AIM OF THE TASK. Collect the lines of the entries where "Contact" shows up.

THE INPUT.
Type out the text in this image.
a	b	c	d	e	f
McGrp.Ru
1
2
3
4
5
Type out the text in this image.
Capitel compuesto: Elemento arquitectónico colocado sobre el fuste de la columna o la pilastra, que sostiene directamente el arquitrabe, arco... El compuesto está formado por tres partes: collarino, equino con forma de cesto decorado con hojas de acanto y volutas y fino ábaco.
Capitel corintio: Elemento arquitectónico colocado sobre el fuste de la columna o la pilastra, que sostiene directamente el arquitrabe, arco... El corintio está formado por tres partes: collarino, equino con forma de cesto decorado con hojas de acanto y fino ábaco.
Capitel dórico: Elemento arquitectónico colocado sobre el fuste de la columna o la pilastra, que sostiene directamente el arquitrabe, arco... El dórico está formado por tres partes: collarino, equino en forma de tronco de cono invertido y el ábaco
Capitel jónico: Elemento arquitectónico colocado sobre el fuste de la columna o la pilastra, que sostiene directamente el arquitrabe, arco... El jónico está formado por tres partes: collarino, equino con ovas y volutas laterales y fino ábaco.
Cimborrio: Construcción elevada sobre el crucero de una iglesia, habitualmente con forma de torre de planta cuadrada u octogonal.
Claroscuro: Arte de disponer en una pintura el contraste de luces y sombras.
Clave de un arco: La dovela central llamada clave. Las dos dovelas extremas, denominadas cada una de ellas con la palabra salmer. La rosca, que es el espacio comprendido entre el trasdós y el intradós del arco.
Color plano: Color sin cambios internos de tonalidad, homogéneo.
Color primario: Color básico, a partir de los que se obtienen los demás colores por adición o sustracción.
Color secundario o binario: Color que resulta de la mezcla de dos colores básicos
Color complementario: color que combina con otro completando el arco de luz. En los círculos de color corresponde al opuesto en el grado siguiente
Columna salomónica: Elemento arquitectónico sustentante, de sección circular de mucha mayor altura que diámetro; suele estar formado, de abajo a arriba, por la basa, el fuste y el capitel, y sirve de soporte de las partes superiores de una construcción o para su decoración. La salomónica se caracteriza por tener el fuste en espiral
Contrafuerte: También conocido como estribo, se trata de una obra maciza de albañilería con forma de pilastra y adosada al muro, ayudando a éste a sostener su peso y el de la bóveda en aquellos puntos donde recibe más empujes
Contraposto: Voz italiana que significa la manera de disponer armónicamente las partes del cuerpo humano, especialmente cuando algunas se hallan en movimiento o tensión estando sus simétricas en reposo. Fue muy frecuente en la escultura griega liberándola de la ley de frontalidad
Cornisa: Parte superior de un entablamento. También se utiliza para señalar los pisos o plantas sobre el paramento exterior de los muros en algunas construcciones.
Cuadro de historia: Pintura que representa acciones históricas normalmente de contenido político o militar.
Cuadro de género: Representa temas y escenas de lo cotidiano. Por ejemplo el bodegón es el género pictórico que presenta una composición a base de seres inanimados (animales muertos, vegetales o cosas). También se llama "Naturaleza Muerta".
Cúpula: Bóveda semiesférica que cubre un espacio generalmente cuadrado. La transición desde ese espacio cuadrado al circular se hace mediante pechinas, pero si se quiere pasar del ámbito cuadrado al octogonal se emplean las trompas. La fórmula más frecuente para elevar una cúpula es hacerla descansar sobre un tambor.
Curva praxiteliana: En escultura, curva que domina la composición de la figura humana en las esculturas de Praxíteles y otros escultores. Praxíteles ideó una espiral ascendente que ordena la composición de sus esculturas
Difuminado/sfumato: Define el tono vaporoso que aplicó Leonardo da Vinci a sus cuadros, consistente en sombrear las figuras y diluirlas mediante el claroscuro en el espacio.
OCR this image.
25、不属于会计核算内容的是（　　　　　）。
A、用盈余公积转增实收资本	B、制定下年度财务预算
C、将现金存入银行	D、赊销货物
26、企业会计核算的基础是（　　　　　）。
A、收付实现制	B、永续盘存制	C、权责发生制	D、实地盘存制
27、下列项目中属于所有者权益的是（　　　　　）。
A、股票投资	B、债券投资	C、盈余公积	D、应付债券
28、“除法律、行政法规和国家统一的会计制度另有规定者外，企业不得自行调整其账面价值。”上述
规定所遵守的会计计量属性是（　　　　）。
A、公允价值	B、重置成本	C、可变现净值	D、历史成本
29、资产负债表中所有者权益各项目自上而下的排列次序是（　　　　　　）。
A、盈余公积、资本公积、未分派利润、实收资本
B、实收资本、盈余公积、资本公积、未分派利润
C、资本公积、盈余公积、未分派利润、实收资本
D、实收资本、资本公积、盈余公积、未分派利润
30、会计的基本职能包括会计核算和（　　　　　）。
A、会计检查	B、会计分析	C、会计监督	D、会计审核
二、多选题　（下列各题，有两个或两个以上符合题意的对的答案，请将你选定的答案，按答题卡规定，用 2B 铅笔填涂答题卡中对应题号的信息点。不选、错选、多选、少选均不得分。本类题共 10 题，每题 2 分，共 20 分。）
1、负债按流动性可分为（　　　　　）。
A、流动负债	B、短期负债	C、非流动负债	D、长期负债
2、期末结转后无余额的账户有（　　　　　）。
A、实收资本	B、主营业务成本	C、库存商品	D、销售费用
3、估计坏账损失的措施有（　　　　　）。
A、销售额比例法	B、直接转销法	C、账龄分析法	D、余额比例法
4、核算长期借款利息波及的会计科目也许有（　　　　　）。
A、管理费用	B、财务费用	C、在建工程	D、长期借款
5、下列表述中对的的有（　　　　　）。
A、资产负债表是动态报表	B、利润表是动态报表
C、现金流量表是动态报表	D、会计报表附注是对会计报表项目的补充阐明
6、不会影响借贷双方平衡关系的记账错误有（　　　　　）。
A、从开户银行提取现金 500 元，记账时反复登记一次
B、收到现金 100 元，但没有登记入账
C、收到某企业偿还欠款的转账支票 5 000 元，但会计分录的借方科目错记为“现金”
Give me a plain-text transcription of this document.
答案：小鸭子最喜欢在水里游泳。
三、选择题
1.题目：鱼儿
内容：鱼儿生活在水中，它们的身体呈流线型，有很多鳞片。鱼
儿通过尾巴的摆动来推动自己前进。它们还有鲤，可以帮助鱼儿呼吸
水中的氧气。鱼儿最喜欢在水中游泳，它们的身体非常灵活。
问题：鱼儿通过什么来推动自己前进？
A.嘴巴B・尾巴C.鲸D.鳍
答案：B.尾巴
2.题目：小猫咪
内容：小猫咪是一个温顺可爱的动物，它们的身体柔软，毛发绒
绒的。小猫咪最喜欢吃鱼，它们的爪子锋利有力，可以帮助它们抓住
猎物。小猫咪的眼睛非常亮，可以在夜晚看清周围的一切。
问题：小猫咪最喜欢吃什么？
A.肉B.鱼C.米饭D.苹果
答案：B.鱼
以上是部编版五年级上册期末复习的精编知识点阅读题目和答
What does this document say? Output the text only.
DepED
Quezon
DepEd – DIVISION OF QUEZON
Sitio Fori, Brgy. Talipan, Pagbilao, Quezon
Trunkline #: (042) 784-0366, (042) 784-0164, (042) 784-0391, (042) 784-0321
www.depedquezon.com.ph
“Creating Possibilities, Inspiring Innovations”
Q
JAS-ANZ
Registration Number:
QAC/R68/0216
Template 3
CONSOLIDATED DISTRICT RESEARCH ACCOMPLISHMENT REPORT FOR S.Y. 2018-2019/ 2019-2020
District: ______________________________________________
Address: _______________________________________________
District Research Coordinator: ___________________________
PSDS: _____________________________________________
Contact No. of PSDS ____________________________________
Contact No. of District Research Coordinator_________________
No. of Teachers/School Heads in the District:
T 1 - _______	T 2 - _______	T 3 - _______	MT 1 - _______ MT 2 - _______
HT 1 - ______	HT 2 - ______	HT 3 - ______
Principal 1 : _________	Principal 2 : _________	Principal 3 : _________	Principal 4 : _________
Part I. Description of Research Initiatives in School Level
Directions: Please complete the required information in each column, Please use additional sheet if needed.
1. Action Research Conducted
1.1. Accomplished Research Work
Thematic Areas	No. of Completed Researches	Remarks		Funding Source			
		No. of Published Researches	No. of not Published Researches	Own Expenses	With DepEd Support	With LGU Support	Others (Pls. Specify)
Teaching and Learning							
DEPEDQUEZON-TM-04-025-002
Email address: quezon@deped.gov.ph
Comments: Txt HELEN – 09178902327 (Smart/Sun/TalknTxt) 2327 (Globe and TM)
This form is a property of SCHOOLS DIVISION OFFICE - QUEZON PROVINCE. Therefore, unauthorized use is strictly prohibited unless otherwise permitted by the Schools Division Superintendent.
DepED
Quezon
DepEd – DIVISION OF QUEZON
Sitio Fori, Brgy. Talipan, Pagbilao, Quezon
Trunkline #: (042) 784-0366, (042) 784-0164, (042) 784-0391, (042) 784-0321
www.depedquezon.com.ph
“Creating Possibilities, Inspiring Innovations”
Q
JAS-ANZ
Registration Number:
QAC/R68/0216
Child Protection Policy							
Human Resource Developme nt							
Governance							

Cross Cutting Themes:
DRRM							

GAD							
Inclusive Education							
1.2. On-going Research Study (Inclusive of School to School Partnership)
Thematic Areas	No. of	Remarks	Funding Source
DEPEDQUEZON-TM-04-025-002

COMPLETE OUTPUT.
Contact No. of PSDS ____________________________________
Contact No. of District Research Coordinator_________________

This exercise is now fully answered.